WORKING DATA.
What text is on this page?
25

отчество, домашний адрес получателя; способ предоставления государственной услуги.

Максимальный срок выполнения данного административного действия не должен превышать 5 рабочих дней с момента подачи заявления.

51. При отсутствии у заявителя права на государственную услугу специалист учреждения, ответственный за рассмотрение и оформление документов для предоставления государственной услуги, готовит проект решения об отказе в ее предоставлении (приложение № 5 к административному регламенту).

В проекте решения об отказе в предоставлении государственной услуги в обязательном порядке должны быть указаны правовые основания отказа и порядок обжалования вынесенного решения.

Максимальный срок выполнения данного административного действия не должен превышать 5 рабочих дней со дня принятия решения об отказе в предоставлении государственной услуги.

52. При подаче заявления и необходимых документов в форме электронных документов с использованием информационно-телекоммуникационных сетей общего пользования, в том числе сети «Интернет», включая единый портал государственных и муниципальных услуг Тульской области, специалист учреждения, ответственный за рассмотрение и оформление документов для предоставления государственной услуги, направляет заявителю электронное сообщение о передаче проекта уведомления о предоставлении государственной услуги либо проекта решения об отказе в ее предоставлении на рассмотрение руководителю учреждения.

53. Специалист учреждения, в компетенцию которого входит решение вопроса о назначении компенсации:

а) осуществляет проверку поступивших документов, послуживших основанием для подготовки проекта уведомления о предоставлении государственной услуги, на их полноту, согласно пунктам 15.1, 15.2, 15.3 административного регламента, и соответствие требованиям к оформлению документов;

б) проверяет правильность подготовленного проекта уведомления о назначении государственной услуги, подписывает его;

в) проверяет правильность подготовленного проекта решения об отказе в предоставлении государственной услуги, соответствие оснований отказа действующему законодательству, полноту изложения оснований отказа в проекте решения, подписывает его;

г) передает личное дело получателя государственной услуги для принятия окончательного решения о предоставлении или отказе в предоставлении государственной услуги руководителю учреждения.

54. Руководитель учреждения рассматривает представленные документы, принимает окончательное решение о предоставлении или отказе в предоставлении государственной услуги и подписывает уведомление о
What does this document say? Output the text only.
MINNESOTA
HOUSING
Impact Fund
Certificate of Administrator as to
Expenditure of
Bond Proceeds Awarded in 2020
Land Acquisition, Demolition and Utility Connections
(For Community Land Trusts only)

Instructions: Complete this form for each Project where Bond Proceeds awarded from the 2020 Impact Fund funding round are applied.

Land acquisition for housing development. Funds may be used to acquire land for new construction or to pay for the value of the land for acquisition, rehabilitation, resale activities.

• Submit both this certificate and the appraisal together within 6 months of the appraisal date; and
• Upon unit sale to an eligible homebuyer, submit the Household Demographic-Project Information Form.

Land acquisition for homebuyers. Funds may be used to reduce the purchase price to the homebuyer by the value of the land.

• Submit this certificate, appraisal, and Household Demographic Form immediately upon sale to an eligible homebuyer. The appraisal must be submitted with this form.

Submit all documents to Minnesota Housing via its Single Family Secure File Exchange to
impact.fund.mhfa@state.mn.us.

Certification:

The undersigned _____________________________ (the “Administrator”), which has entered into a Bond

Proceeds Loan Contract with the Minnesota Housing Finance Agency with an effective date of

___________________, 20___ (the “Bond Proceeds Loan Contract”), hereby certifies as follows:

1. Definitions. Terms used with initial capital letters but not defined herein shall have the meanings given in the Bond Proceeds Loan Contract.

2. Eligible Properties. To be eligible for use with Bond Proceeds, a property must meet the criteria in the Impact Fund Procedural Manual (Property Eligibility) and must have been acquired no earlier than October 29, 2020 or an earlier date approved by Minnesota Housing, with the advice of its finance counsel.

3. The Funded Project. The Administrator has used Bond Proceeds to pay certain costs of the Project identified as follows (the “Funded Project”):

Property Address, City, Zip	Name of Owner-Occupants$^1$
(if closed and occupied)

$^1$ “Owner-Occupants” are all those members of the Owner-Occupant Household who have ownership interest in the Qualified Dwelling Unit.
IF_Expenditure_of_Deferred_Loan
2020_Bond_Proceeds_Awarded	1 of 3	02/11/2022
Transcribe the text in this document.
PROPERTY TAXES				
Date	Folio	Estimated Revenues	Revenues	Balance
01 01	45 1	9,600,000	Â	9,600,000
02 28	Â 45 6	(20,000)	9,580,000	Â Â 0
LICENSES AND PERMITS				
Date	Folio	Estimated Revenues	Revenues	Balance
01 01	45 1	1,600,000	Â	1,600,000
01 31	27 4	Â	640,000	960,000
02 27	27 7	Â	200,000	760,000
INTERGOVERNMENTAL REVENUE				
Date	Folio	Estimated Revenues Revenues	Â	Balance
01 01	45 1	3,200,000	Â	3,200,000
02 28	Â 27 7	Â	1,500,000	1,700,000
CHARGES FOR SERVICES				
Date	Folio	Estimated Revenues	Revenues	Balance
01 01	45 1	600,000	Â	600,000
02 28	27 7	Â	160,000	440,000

WORK TO BE COMPLETED. Repeat the entries exactly, all of them.

OUTPUT FOR THIS TASK.
What text is on this page?
25

отчество, домашний адрес получателя; способ предоставления государственной услуги.

Максимальный срок выполнения данного административного действия не должен превышать 5 рабочих дней с момента подачи заявления.

51. При отсутствии у заявителя права на государственную услугу специалист учреждения, ответственный за рассмотрение и оформление документов для предоставления государственной услуги, готовит проект решения об отказе в ее предоставлении (приложение № 5 к административному регламенту).

В проекте решения об отказе в предоставлении государственной услуги в обязательном порядке должны быть указаны правовые основания отказа и порядок обжалования вынесенного решения.

Максимальный срок выполнения данного административного действия не должен превышать 5 рабочих дней со дня принятия решения об отказе в предоставлении государственной услуги.

52. При подаче заявления и необходимых документов в форме электронных документов с использованием информационно-телекоммуникационных сетей общего пользования, в том числе сети «Интернет», включая единый портал государственных и муниципальных услуг Тульской области, специалист учреждения, ответственный за рассмотрение и оформление документов для предоставления государственной услуги, направляет заявителю электронное сообщение о передаче проекта уведомления о предоставлении государственной услуги либо проекта решения об отказе в ее предоставлении на рассмотрение руководителю учреждения.

53. Специалист учреждения, в компетенцию которого входит решение вопроса о назначении компенсации:

а) осуществляет проверку поступивших документов, послуживших основанием для подготовки проекта уведомления о предоставлении государственной услуги, на их полноту, согласно пунктам 15.1, 15.2, 15.3 административного регламента, и соответствие требованиям к оформлению документов;

б) проверяет правильность подготовленного проекта уведомления о назначении государственной услуги, подписывает его;

в) проверяет правильность подготовленного проекта решения об отказе в предоставлении государственной услуги, соответствие оснований отказа действующему законодательству, полноту изложения оснований отказа в проекте решения, подписывает его;

г) передает личное дело получателя государственной услуги для принятия окончательного решения о предоставлении или отказе в предоставлении государственной услуги руководителю учреждения.

54. Руководитель учреждения рассматривает представленные документы, принимает окончательное решение о предоставлении или отказе в предоставлении государственной услуги и подписывает уведомление о
What does this document say? Output the text only.
MINNESOTA
HOUSING
Impact Fund
Certificate of Administrator as to
Expenditure of
Bond Proceeds Awarded in 2020
Land Acquisition, Demolition and Utility Connections
(For Community Land Trusts only)

Instructions: Complete this form for each Project where Bond Proceeds awarded from the 2020 Impact Fund funding round are applied.

Land acquisition for housing development. Funds may be used to acquire land for new construction or to pay for the value of the land for acquisition, rehabilitation, resale activities.

• Submit both this certificate and the appraisal together within 6 months of the appraisal date; and
• Upon unit sale to an eligible homebuyer, submit the Household Demographic-Project Information Form.

Land acquisition for homebuyers. Funds may be used to reduce the purchase price to the homebuyer by the value of the land.

• Submit this certificate, appraisal, and Household Demographic Form immediately upon sale to an eligible homebuyer. The appraisal must be submitted with this form.

Submit all documents to Minnesota Housing via its Single Family Secure File Exchange to
impact.fund.mhfa@state.mn.us.

Certification:

The undersigned _____________________________ (the “Administrator”), which has entered into a Bond

Proceeds Loan Contract with the Minnesota Housing Finance Agency with an effective date of

___________________, 20___ (the “Bond Proceeds Loan Contract”), hereby certifies as follows:

1. Definitions. Terms used with initial capital letters but not defined herein shall have the meanings given in the Bond Proceeds Loan Contract.

2. Eligible Properties. To be eligible for use with Bond Proceeds, a property must meet the criteria in the Impact Fund Procedural Manual (Property Eligibility) and must have been acquired no earlier than October 29, 2020 or an earlier date approved by Minnesota Housing, with the advice of its finance counsel.

3. The Funded Project. The Administrator has used Bond Proceeds to pay certain costs of the Project identified as follows (the “Funded Project”):

Property Address, City, Zip	Name of Owner-Occupants$^1$
(if closed and occupied)

$^1$ “Owner-Occupants” are all those members of the Owner-Occupant Household who have ownership interest in the Qualified Dwelling Unit.
IF_Expenditure_of_Deferred_Loan
2020_Bond_Proceeds_Awarded	1 of 3	02/11/2022
Transcribe the text in this document.
PROPERTY TAXES				
Date	Folio	Estimated Revenues	Revenues	Balance
01 01	45 1	9,600,000	Â	9,600,000
02 28	Â 45 6	(20,000)	9,580,000	Â Â 0
LICENSES AND PERMITS				
Date	Folio	Estimated Revenues	Revenues	Balance
01 01	45 1	1,600,000	Â	1,600,000
01 31	27 4	Â	640,000	960,000
02 27	27 7	Â	200,000	760,000
INTERGOVERNMENTAL REVENUE				
Date	Folio	Estimated Revenues Revenues	Â	Balance
01 01	45 1	3,200,000	Â	3,200,000
02 28	Â 27 7	Â	1,500,000	1,700,000
CHARGES FOR SERVICES				
Date	Folio	Estimated Revenues	Revenues	Balance
01 01	45 1	600,000	Â	600,000
02 28	27 7	Â	160,000	440,000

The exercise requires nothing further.